- [Work to do]: Every line must be returned precisely as it is written.

══ Source records

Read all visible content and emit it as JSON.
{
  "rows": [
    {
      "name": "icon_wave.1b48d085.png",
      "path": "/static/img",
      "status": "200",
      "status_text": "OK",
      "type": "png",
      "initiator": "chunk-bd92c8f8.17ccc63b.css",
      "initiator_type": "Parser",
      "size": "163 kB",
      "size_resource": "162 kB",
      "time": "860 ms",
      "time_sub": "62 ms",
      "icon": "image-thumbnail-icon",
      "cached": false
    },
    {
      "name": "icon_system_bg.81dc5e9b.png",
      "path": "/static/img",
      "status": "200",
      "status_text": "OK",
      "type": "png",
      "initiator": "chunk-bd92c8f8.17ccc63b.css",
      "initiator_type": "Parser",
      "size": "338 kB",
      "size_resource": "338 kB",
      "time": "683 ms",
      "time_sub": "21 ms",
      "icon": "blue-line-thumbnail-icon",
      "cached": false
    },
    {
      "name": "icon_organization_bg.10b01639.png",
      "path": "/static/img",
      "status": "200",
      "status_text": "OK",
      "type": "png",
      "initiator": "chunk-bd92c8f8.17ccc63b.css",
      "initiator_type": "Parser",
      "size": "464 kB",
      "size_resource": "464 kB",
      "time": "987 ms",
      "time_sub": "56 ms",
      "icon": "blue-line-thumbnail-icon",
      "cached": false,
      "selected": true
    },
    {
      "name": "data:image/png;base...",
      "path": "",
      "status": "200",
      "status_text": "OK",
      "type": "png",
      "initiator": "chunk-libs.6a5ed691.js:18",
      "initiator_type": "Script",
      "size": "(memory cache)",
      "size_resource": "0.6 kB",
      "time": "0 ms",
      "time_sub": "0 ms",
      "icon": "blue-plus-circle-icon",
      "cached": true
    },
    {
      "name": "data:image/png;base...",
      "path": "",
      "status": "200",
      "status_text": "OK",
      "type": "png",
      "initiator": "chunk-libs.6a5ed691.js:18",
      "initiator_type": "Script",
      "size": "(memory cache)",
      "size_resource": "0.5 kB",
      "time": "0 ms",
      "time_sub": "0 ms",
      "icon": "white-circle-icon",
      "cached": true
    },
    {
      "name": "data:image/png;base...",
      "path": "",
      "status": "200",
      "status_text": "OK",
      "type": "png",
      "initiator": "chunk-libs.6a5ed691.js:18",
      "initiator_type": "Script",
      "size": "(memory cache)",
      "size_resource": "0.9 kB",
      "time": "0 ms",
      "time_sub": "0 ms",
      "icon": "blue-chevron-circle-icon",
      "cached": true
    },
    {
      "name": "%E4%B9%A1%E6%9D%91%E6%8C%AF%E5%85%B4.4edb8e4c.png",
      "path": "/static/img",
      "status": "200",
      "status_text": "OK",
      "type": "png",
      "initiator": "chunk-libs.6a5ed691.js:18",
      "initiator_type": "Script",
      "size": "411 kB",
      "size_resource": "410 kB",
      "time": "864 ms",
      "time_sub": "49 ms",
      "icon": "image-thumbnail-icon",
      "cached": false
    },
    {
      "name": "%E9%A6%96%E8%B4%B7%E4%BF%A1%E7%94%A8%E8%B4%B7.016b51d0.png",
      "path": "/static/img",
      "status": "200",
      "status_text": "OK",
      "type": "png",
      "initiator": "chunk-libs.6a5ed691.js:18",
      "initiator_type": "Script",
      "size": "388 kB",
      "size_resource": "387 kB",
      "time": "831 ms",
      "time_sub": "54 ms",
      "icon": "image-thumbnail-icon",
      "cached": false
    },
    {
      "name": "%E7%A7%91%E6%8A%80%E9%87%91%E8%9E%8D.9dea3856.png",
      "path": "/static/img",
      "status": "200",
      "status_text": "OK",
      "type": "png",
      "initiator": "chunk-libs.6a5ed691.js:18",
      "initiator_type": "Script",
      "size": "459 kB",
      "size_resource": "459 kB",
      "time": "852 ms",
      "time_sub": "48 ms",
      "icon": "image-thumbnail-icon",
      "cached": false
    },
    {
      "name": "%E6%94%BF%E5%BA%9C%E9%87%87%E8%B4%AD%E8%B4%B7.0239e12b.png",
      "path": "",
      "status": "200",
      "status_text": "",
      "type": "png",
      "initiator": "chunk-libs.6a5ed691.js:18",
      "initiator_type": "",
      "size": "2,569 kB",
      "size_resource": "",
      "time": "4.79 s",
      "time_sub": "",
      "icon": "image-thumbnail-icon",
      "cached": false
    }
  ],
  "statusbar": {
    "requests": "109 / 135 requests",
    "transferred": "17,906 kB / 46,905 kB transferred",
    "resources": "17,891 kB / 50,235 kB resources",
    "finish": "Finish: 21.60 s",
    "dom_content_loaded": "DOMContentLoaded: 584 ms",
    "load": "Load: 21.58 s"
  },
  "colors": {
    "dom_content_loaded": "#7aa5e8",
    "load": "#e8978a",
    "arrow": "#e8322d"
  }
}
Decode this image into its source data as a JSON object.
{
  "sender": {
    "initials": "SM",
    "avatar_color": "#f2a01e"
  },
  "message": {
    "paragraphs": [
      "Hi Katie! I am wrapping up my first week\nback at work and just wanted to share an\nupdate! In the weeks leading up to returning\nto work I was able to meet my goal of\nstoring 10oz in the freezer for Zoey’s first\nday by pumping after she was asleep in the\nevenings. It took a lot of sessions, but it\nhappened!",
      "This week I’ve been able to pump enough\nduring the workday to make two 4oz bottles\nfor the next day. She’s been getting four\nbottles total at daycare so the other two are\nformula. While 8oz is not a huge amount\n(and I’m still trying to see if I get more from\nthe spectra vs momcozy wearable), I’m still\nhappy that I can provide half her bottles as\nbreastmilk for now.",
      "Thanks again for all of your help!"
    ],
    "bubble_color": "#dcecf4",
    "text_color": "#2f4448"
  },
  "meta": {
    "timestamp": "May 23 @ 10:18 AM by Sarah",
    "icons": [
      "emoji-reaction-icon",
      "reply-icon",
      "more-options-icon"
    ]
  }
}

════

- [Response for this exercise]:
Read all visible content and emit it as JSON.
{
  "rows": [
    {
      "name": "icon_wave.1b48d085.png",
      "path": "/static/img",
      "status": "200",
      "status_text": "OK",
      "type": "png",
      "initiator": "chunk-bd92c8f8.17ccc63b.css",
      "initiator_type": "Parser",
      "size": "163 kB",
      "size_resource": "162 kB",
      "time": "860 ms",
      "time_sub": "62 ms",
      "icon": "image-thumbnail-icon",
      "cached": false
    },
    {
      "name": "icon_system_bg.81dc5e9b.png",
      "path": "/static/img",
      "status": "200",
      "status_text": "OK",
      "type": "png",
      "initiator": "chunk-bd92c8f8.17ccc63b.css",
      "initiator_type": "Parser",
      "size": "338 kB",
      "size_resource": "338 kB",
      "time": "683 ms",
      "time_sub": "21 ms",
      "icon": "blue-line-thumbnail-icon",
      "cached": false
    },
    {
      "name": "icon_organization_bg.10b01639.png",
      "path": "/static/img",
      "status": "200",
      "status_text": "OK",
      "type": "png",
      "initiator": "chunk-bd92c8f8.17ccc63b.css",
      "initiator_type": "Parser",
      "size": "464 kB",
      "size_resource": "464 kB",
      "time": "987 ms",
      "time_sub": "56 ms",
      "icon": "blue-line-thumbnail-icon",
      "cached": false,
      "selected": true
    },
    {
      "name": "data:image/png;base...",
      "path": "",
      "status": "200",
      "status_text": "OK",
      "type": "png",
      "initiator": "chunk-libs.6a5ed691.js:18",
      "initiator_type": "Script",
      "size": "(memory cache)",
      "size_resource": "0.6 kB",
      "time": "0 ms",
      "time_sub": "0 ms",
      "icon": "blue-plus-circle-icon",
      "cached": true
    },
    {
      "name": "data:image/png;base...",
      "path": "",
      "status": "200",
      "status_text": "OK",
      "type": "png",
      "initiator": "chunk-libs.6a5ed691.js:18",
      "initiator_type": "Script",
      "size": "(memory cache)",
      "size_resource": "0.5 kB",
      "time": "0 ms",
      "time_sub": "0 ms",
      "icon": "white-circle-icon",
      "cached": true
    },
    {
      "name": "data:image/png;base...",
      "path": "",
      "status": "200",
      "status_text": "OK",
      "type": "png",
      "initiator": "chunk-libs.6a5ed691.js:18",
      "initiator_type": "Script",
      "size": "(memory cache)",
      "size_resource": "0.9 kB",
      "time": "0 ms",
      "time_sub": "0 ms",
      "icon": "blue-chevron-circle-icon",
      "cached": true
    },
    {
      "name": "%E4%B9%A1%E6%9D%91%E6%8C%AF%E5%85%B4.4edb8e4c.png",
      "path": "/static/img",
      "status": "200",
      "status_text": "OK",
      "type": "png",
      "initiator": "chunk-libs.6a5ed691.js:18",
      "initiator_type": "Script",
      "size": "411 kB",
      "size_resource": "410 kB",
      "time": "864 ms",
      "time_sub": "49 ms",
      "icon": "image-thumbnail-icon",
      "cached": false
    },
    {
      "name": "%E9%A6%96%E8%B4%B7%E4%BF%A1%E7%94%A8%E8%B4%B7.016b51d0.png",
      "path": "/static/img",
      "status": "200",
      "status_text": "OK",
      "type": "png",
      "initiator": "chunk-libs.6a5ed691.js:18",
      "initiator_type": "Script",
      "size": "388 kB",
      "size_resource": "387 kB",
      "time": "831 ms",
      "time_sub": "54 ms",
      "icon": "image-thumbnail-icon",
      "cached": false
    },
    {
      "name": "%E7%A7%91%E6%8A%80%E9%87%91%E8%9E%8D.9dea3856.png",
      "path": "/static/img",
      "status": "200",
      "status_text": "OK",
      "type": "png",
      "initiator": "chunk-libs.6a5ed691.js:18",
      "initiator_type": "Script",
      "size": "459 kB",
      "size_resource": "459 kB",
      "time": "852 ms",
      "time_sub": "48 ms",
      "icon": "image-thumbnail-icon",
      "cached": false
    },
    {
      "name": "%E6%94%BF%E5%BA%9C%E9%87%87%E8%B4%AD%E8%B4%B7.0239e12b.png",
      "path": "",
      "status": "200",
      "status_text": "",
      "type": "png",
      "initiator": "chunk-libs.6a5ed691.js:18",
      "initiator_type": "",
      "size": "2,569 kB",
      "size_resource": "",
      "time": "4.79 s",
      "time_sub": "",
      "icon": "image-thumbnail-icon",
      "cached": false
    }
  ],
  "statusbar": {
    "requests": "109 / 135 requests",
    "transferred": "17,906 kB / 46,905 kB transferred",
    "resources": "17,891 kB / 50,235 kB resources",
    "finish": "Finish: 21.60 s",
    "dom_content_loaded": "DOMContentLoaded: 584 ms",
    "load": "Load: 21.58 s"
  },
  "colors": {
    "dom_content_loaded": "#7aa5e8",
    "load": "#e8978a",
    "arrow": "#e8322d"
  }
}
Decode this image into its source data as a JSON object.
{
  "sender": {
    "initials": "SM",
    "avatar_color": "#f2a01e"
  },
  "message": {
    "paragraphs": [
      "Hi Katie! I am wrapping up my first week\nback at work and just wanted to share an\nupdate! In the weeks leading up to returning\nto work I was able to meet my goal of\nstoring 10oz in the freezer for Zoey’s first\nday by pumping after she was asleep in the\nevenings. It took a lot of sessions, but it\nhappened!",
      "This week I’ve been able to pump enough\nduring the workday to make two 4oz bottles\nfor the next day. She’s been getting four\nbottles total at daycare so the other two are\nformula. While 8oz is not a huge amount\n(and I’m still trying to see if I get more from\nthe spectra vs momcozy wearable), I’m still\nhappy that I can provide half her bottles as\nbreastmilk for now.",
      "Thanks again for all of your help!"
    ],
    "bubble_color": "#dcecf4",
    "text_color": "#2f4448"
  },
  "meta": {
    "timestamp": "May 23 @ 10:18 AM by Sarah",
    "icons": [
      "emoji-reaction-icon",
      "reply-icon",
      "more-options-icon"
    ]
  }
}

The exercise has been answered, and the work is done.